Written request. Report all lines from the entries below in which "suffix" appears.

------ Exercise materials ------

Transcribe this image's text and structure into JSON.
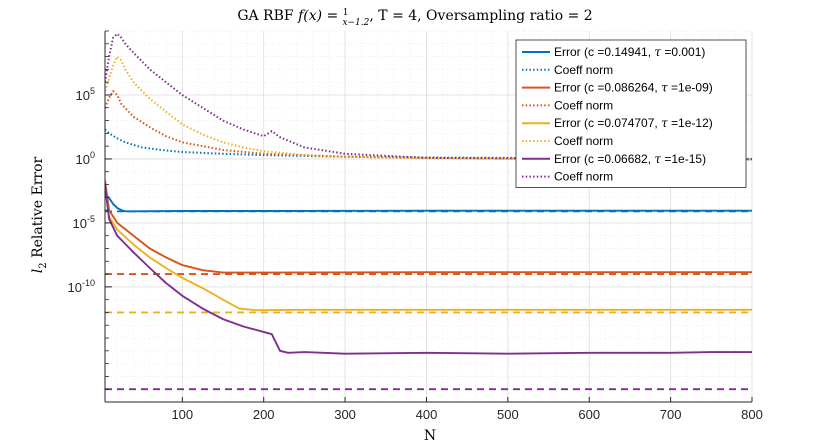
{
  "chart_data": {
    "type": "line",
    "title": "GA RBF f(x) = 1/(x−1.2), T = 4, Oversampling ratio = 2",
    "title_parts": {
      "prefix": "GA RBF ",
      "func": "f(x) = ",
      "frac_num": "1",
      "frac_den": "x−1.2",
      "suffix": ", T = 4, Oversampling ratio = 2"
    },
    "xlabel": "N",
    "ylabel": "l2 Relative Error",
    "ylabel_parts": {
      "main": "l",
      "sub": "2",
      "rest": " Relative Error"
    },
    "x_scale": "linear",
    "y_scale": "log",
    "xlim": [
      5,
      800
    ],
    "ylim": [
      1e-19,
      10000000000.0
    ],
    "x_ticks": [
      100,
      200,
      300,
      400,
      500,
      600,
      700,
      800
    ],
    "x_tick_labels": [
      "100",
      "200",
      "300",
      "400",
      "500",
      "600",
      "700",
      "800"
    ],
    "y_ticks": [
      {
        "value": 100000.0,
        "base": "10",
        "exp": "5"
      },
      {
        "value": 1.0,
        "base": "10",
        "exp": "0"
      },
      {
        "value": 1e-05,
        "base": "10",
        "exp": "-5"
      },
      {
        "value": 1e-10,
        "base": "10",
        "exp": "-10"
      }
    ],
    "grid": true,
    "legend_position": "top-right",
    "colors": {
      "blue": "#0072bd",
      "orange": "#d95319",
      "yellow": "#edb120",
      "purple": "#7e2f8e"
    },
    "series": [
      {
        "name": "Error (c =0.14941, τ =0.001)",
        "name_parts": {
          "prefix": "Error (c =0.14941, ",
          "tau": "τ",
          "suffix": " =0.001)"
        },
        "color": "#0072bd",
        "style": "solid",
        "points": [
          [
            5,
            0.002
          ],
          [
            10,
            0.0009
          ],
          [
            15,
            0.0003
          ],
          [
            20,
            0.00015
          ],
          [
            25,
            0.0001
          ],
          [
            30,
            8e-05
          ],
          [
            40,
            8e-05
          ],
          [
            100,
            8.5e-05
          ],
          [
            200,
            8.5e-05
          ],
          [
            400,
            9e-05
          ],
          [
            600,
            9e-05
          ],
          [
            800,
            9e-05
          ]
        ]
      },
      {
        "name": "Coeff norm",
        "color": "#0072bd",
        "style": "dotted",
        "points": [
          [
            5,
            200
          ],
          [
            10,
            100
          ],
          [
            20,
            40
          ],
          [
            30,
            20
          ],
          [
            50,
            8
          ],
          [
            75,
            5
          ],
          [
            100,
            3.5
          ],
          [
            150,
            2.5
          ],
          [
            200,
            2
          ],
          [
            300,
            1.5
          ],
          [
            400,
            1.3
          ],
          [
            500,
            1.2
          ],
          [
            600,
            1.1
          ],
          [
            800,
            1.0
          ]
        ]
      },
      {
        "name": "Error (c =0.086264, τ =1e-09)",
        "name_parts": {
          "prefix": "Error (c =0.086264, ",
          "tau": "τ",
          "suffix": " =1e-09)"
        },
        "color": "#d95319",
        "style": "solid",
        "points": [
          [
            5,
            0.02
          ],
          [
            10,
            0.0001
          ],
          [
            20,
            1e-05
          ],
          [
            40,
            1e-06
          ],
          [
            60,
            1e-07
          ],
          [
            80,
            2e-08
          ],
          [
            100,
            5e-09
          ],
          [
            125,
            2e-09
          ],
          [
            150,
            1.3e-09
          ],
          [
            200,
            1.3e-09
          ],
          [
            400,
            1.4e-09
          ],
          [
            600,
            1.4e-09
          ],
          [
            800,
            1.4e-09
          ]
        ]
      },
      {
        "name": "Coeff norm",
        "color": "#d95319",
        "style": "dotted",
        "points": [
          [
            5,
            10000
          ],
          [
            10,
            60000
          ],
          [
            15,
            200000
          ],
          [
            20,
            100000
          ],
          [
            25,
            20000
          ],
          [
            40,
            2000
          ],
          [
            60,
            300
          ],
          [
            80,
            60
          ],
          [
            100,
            20
          ],
          [
            150,
            5
          ],
          [
            200,
            2.5
          ],
          [
            300,
            1.5
          ],
          [
            400,
            1.2
          ],
          [
            500,
            1.1
          ],
          [
            600,
            1.0
          ],
          [
            800,
            0.9
          ]
        ]
      },
      {
        "name": "Error (c =0.074707, τ =1e-12)",
        "name_parts": {
          "prefix": "Error (c =0.074707, ",
          "tau": "τ",
          "suffix": " =1e-12)"
        },
        "color": "#edb120",
        "style": "solid",
        "points": [
          [
            5,
            0.01
          ],
          [
            10,
            3e-05
          ],
          [
            20,
            3e-06
          ],
          [
            40,
            2e-07
          ],
          [
            60,
            2e-08
          ],
          [
            80,
            3e-09
          ],
          [
            100,
            5e-10
          ],
          [
            125,
            8e-11
          ],
          [
            150,
            1e-11
          ],
          [
            170,
            2e-12
          ],
          [
            190,
            1.5e-12
          ],
          [
            250,
            1.6e-12
          ],
          [
            400,
            1.6e-12
          ],
          [
            600,
            1.6e-12
          ],
          [
            800,
            1.6e-12
          ]
        ]
      },
      {
        "name": "Coeff norm",
        "color": "#edb120",
        "style": "dotted",
        "points": [
          [
            5,
            200000
          ],
          [
            10,
            2000000
          ],
          [
            15,
            20000000
          ],
          [
            20,
            100000000
          ],
          [
            25,
            50000000
          ],
          [
            30,
            10000000
          ],
          [
            40,
            1000000
          ],
          [
            60,
            50000
          ],
          [
            80,
            5000
          ],
          [
            100,
            500
          ],
          [
            125,
            80
          ],
          [
            150,
            20
          ],
          [
            175,
            8
          ],
          [
            200,
            4
          ],
          [
            250,
            2
          ],
          [
            300,
            1.5
          ],
          [
            400,
            1.1
          ],
          [
            500,
            1.0
          ],
          [
            600,
            1.0
          ],
          [
            800,
            0.9
          ]
        ]
      },
      {
        "name": "Error (c =0.06682, τ =1e-15)",
        "name_parts": {
          "prefix": "Error (c =0.06682, ",
          "tau": "τ",
          "suffix": " =1e-15)"
        },
        "color": "#7e2f8e",
        "style": "solid",
        "points": [
          [
            5,
            0.01
          ],
          [
            10,
            2e-05
          ],
          [
            20,
            1e-06
          ],
          [
            40,
            5e-08
          ],
          [
            60,
            3e-09
          ],
          [
            80,
            2e-10
          ],
          [
            100,
            2e-11
          ],
          [
            125,
            2e-12
          ],
          [
            150,
            3e-13
          ],
          [
            175,
            8e-14
          ],
          [
            200,
            3e-14
          ],
          [
            210,
            2e-14
          ],
          [
            220,
            1e-15
          ],
          [
            230,
            7e-16
          ],
          [
            250,
            8e-16
          ],
          [
            300,
            6e-16
          ],
          [
            400,
            7e-16
          ],
          [
            500,
            6e-16
          ],
          [
            600,
            7e-16
          ],
          [
            700,
            7e-16
          ],
          [
            750,
            8e-16
          ],
          [
            800,
            8e-16
          ]
        ]
      },
      {
        "name": "Coeff norm",
        "color": "#7e2f8e",
        "style": "dotted",
        "points": [
          [
            5,
            1000000
          ],
          [
            10,
            100000000
          ],
          [
            15,
            3000000000
          ],
          [
            20,
            6000000000
          ],
          [
            25,
            3000000000
          ],
          [
            30,
            1000000000
          ],
          [
            40,
            200000000
          ],
          [
            60,
            10000000
          ],
          [
            80,
            1000000
          ],
          [
            100,
            100000
          ],
          [
            125,
            10000
          ],
          [
            150,
            1000
          ],
          [
            175,
            200
          ],
          [
            200,
            60
          ],
          [
            210,
            150
          ],
          [
            220,
            50
          ],
          [
            250,
            8
          ],
          [
            300,
            2.5
          ],
          [
            400,
            1.2
          ],
          [
            500,
            1.1
          ],
          [
            600,
            1.0
          ],
          [
            800,
            0.95
          ]
        ]
      }
    ],
    "reference_lines": [
      {
        "color": "#0072bd",
        "style": "dashed",
        "y": 8e-05
      },
      {
        "color": "#d95319",
        "style": "dashed",
        "y": 1e-09
      },
      {
        "color": "#edb120",
        "style": "dashed",
        "y": 1e-12
      },
      {
        "color": "#7e2f8e",
        "style": "dashed",
        "y": 1e-18
      }
    ]
  }
}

------

Answer for the task.
      "suffix": ", T = 4, Oversampling ratio = 2"
          "suffix": " =0.001)"
          "suffix": " =1e-09)"
          "suffix": " =1e-12)"
          "suffix": " =1e-15)"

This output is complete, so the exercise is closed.